Your instructions :: Using the records below, locate all lines containing "values" and return them.
===== Material provided =====
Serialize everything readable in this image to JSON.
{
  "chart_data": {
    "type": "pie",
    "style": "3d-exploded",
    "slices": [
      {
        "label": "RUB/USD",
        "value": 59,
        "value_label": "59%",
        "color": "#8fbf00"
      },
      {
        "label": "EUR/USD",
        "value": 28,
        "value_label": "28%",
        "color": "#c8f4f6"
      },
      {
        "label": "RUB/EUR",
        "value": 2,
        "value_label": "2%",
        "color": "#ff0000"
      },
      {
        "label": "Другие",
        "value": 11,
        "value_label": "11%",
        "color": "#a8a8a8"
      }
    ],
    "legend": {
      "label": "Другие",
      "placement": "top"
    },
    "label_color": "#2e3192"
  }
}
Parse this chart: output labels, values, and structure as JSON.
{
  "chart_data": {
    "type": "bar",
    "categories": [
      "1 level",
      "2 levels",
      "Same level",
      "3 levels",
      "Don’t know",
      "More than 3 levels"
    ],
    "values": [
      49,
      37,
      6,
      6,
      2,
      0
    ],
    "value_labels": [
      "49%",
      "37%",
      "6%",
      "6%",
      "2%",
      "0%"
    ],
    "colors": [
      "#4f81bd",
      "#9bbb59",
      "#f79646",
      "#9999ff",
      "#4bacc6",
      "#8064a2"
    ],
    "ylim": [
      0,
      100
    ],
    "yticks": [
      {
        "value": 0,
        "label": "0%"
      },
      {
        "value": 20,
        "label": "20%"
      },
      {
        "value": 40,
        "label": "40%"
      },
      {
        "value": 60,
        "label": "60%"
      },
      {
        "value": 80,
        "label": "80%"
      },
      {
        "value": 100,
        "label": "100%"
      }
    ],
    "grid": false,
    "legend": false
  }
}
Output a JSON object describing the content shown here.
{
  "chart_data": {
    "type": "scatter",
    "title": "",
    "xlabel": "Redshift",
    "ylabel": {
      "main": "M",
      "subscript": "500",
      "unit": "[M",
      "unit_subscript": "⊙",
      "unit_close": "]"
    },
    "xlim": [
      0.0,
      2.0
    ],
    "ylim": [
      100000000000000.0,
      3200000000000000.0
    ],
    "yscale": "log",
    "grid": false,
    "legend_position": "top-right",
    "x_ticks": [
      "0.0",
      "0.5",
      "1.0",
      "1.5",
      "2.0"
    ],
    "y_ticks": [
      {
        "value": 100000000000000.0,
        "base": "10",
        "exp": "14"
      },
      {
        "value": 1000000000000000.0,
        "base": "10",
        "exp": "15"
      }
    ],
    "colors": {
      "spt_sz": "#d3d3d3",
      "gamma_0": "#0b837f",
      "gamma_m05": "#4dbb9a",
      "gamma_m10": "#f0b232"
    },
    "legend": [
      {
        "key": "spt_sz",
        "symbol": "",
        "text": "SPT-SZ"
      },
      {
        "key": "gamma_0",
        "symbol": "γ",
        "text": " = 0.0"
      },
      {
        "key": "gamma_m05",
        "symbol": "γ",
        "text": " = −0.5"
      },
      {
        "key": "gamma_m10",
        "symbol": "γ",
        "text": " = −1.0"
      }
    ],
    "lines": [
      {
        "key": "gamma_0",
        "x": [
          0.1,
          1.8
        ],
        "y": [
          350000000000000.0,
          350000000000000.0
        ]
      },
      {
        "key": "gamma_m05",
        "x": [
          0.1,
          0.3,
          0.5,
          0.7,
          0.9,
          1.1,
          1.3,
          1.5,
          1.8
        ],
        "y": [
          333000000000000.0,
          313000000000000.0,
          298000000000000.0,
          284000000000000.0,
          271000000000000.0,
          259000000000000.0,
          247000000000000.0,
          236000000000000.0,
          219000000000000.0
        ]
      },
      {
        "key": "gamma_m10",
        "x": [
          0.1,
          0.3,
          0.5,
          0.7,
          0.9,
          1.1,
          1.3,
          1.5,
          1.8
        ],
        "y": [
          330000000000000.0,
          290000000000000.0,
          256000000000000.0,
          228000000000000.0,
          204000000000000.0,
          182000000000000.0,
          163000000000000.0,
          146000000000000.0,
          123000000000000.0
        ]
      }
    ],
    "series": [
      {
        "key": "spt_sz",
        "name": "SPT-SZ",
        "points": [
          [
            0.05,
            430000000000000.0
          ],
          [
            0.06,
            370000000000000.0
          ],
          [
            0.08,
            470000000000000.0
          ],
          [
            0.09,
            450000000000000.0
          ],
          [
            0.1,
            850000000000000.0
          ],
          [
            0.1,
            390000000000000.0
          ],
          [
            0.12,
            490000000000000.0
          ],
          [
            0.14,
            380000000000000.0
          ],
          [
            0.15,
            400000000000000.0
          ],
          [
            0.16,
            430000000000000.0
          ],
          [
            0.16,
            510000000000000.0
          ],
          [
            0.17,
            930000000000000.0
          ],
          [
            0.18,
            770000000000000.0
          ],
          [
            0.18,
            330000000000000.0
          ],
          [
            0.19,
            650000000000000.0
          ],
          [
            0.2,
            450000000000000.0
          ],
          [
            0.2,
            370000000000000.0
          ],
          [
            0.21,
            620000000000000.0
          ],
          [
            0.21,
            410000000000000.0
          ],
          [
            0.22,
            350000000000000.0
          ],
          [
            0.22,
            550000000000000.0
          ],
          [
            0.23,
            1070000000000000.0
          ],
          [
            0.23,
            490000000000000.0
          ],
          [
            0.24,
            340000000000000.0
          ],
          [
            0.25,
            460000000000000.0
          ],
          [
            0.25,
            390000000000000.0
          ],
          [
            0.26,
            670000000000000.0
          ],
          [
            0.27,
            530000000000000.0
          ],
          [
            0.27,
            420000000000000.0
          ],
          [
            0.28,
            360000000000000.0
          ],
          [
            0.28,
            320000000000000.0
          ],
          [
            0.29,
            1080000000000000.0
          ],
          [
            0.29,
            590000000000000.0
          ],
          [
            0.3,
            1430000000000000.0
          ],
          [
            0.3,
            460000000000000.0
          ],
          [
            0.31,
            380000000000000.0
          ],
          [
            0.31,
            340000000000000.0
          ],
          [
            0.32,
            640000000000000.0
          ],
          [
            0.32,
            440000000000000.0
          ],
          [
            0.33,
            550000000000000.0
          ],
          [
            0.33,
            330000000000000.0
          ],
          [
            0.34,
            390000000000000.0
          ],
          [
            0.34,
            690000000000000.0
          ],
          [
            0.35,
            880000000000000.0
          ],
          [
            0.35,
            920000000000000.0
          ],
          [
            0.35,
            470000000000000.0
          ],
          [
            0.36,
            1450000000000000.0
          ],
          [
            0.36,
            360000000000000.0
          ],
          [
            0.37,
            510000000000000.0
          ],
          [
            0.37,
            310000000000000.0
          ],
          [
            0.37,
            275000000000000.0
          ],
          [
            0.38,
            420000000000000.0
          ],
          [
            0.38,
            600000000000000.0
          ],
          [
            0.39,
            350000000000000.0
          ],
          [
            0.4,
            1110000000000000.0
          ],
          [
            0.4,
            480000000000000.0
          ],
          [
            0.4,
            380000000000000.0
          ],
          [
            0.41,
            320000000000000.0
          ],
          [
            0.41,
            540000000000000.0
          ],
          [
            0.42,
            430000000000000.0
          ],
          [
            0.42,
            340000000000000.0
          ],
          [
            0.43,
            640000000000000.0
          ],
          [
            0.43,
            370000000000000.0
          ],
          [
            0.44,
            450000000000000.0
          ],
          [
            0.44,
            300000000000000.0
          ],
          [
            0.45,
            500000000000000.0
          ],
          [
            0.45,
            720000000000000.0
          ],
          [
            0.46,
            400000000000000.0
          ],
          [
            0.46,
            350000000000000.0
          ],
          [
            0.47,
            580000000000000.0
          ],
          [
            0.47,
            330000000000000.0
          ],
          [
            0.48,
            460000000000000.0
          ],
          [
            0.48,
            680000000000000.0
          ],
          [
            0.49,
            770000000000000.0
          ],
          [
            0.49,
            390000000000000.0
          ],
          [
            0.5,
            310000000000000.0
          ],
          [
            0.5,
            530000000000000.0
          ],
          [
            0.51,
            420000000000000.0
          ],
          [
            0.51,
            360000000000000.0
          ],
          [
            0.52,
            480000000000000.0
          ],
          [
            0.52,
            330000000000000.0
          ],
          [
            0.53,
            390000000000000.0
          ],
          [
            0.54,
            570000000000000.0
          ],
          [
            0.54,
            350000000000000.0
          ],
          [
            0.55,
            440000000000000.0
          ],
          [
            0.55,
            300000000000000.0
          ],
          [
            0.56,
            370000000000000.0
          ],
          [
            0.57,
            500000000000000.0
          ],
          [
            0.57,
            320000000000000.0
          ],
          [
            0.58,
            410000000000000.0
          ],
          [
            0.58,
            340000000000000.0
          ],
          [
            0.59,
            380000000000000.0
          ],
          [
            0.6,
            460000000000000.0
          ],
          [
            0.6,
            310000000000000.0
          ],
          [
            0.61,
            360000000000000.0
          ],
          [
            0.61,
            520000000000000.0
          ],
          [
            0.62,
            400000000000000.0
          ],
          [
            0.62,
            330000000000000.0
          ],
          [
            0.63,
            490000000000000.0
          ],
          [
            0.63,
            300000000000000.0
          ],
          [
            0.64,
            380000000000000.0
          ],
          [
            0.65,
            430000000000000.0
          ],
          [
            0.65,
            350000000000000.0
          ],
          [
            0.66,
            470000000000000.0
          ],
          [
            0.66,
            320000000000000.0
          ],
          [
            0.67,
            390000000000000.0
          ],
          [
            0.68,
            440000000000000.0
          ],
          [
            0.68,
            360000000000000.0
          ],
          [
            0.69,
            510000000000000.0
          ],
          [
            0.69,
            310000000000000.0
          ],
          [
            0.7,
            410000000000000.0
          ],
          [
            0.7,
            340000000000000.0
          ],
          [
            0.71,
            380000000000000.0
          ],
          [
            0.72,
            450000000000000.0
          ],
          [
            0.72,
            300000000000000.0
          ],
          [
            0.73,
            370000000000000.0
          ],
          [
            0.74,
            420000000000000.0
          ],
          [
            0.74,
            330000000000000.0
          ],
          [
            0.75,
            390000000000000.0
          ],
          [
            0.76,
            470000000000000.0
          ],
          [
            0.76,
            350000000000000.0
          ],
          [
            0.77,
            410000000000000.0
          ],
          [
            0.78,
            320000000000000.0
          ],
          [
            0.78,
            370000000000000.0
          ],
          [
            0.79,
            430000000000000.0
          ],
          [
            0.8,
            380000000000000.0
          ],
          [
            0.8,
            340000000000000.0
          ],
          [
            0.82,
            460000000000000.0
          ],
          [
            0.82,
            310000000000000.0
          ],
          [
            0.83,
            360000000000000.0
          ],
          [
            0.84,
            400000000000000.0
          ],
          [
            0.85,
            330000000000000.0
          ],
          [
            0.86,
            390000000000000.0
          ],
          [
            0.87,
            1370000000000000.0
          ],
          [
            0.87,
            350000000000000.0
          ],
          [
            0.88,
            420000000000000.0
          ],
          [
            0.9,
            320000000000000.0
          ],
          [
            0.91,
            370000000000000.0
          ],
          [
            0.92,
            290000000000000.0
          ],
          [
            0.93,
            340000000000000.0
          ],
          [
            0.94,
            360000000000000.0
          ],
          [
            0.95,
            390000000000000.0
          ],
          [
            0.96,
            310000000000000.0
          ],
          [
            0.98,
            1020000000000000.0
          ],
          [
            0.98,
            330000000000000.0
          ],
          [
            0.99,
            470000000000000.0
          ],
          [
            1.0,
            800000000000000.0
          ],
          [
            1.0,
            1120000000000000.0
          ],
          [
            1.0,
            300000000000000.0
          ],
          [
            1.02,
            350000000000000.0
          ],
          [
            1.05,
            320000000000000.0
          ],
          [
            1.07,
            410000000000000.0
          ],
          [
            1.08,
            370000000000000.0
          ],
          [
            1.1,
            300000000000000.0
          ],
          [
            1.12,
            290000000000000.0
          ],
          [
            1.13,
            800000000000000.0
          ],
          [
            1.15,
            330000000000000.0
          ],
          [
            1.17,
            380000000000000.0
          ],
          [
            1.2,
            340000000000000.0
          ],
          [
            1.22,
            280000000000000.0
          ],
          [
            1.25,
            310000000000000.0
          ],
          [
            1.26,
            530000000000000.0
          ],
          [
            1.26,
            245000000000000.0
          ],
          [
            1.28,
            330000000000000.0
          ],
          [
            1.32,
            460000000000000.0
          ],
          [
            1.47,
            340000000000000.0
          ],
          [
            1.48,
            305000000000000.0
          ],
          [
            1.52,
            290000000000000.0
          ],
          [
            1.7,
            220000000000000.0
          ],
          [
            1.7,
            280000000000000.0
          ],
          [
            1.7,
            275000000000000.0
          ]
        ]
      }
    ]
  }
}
=====
Exercise result ::
Parse this chart: output labels, values, and structure as JSON.
    "values": [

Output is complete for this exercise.